(Work item)
Repeat the listing below in full and exactly. Pictures are to be omitted.

□ □ □ □

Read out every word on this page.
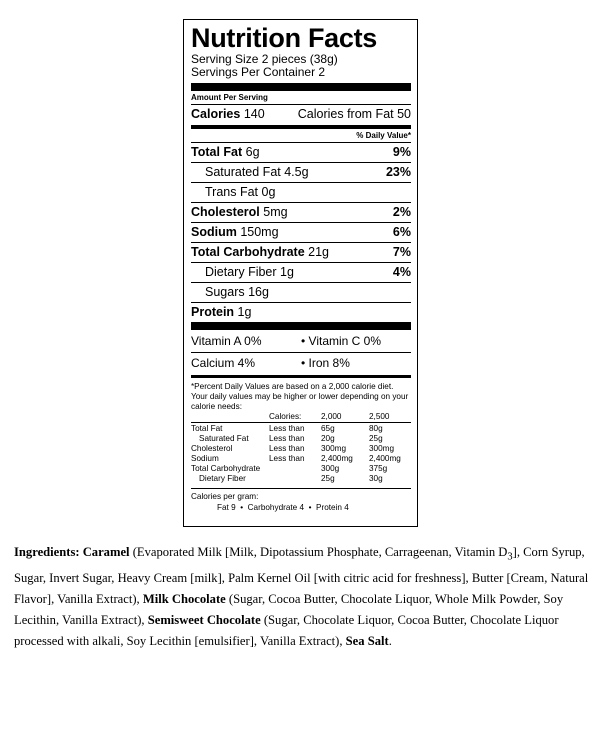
Nutrition Facts
Serving Size 2 pieces (38g)
Servings Per Container 2
Amount Per Serving
Calories 140	Calories from Fat 50
% Daily Value*
Total Fat 6g	9%
Saturated Fat 4.5g	23%
Trans Fat 0g
Cholesterol 5mg	2%
Sodium 150mg	6%
Total Carbohydrate 21g	7%
Dietary Fiber 1g	4%
Sugars 16g
Protein 1g
Vitamin A 0%	• Vitamin C 0%
Calcium 4%	• Iron 8%
*Percent Daily Values are based on a 2,000 calorie diet. Your daily values may be higher or lower depending on your calorie needs:
	Calories:	2,000	2,500

Total Fat	Less than	65g	80g
Saturated Fat	Less than	20g	25g
Cholesterol	Less than	300mg	300mg
Sodium	Less than	2,400mg	2,400mg
Total Carbohydrate		300g	375g
Dietary Fiber		25g	30g
Calories per gram:
Fat 9  •  Carbohydrate 4  •  Protein 4
Ingredients: Caramel (Evaporated Milk [Milk, Dipotassium Phosphate, Carrageenan, Vitamin $D_3$], Corn Syrup, Sugar, Invert Sugar, Heavy Cream [milk], Palm Kernel Oil [with citric acid for freshness], Butter [Cream, Natural Flavor], Vanilla Extract), Milk Chocolate (Sugar, Cocoa Butter, Chocolate Liquor, Whole Milk Powder, Soy Lecithin, Vanilla Extract), Semisweet Chocolate (Sugar, Chocolate Liquor, Cocoa Butter, Chocolate Liquor processed with alkali, Soy Lecithin [emulsifier], Vanilla Extract), Sea Salt.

□ □ □ □

(Answer box)
Read out every word on this page.
Nutrition Facts
Serving Size 2 pieces (38g)
Servings Per Container 2
Amount Per Serving
Calories 140	Calories from Fat 50
% Daily Value*
Total Fat 6g	9%
Saturated Fat 4.5g	23%
Trans Fat 0g
Cholesterol 5mg	2%
Sodium 150mg	6%
Total Carbohydrate 21g	7%
Dietary Fiber 1g	4%
Sugars 16g
Protein 1g
Vitamin A 0%	• Vitamin C 0%
Calcium 4%	• Iron 8%
*Percent Daily Values are based on a 2,000 calorie diet. Your daily values may be higher or lower depending on your calorie needs:
	Calories:	2,000	2,500

Total Fat	Less than	65g	80g
Saturated Fat	Less than	20g	25g
Cholesterol	Less than	300mg	300mg
Sodium	Less than	2,400mg	2,400mg
Total Carbohydrate		300g	375g
Dietary Fiber		25g	30g
Calories per gram:
Fat 9  •  Carbohydrate 4  •  Protein 4
Ingredients: Caramel (Evaporated Milk [Milk, Dipotassium Phosphate, Carrageenan, Vitamin $D_3$], Corn Syrup, Sugar, Invert Sugar, Heavy Cream [milk], Palm Kernel Oil [with citric acid for freshness], Butter [Cream, Natural Flavor], Vanilla Extract), Milk Chocolate (Sugar, Cocoa Butter, Chocolate Liquor, Whole Milk Powder, Soy Lecithin, Vanilla Extract), Semisweet Chocolate (Sugar, Chocolate Liquor, Cocoa Butter, Chocolate Liquor processed with alkali, Soy Lecithin [emulsifier], Vanilla Extract), Sea Salt.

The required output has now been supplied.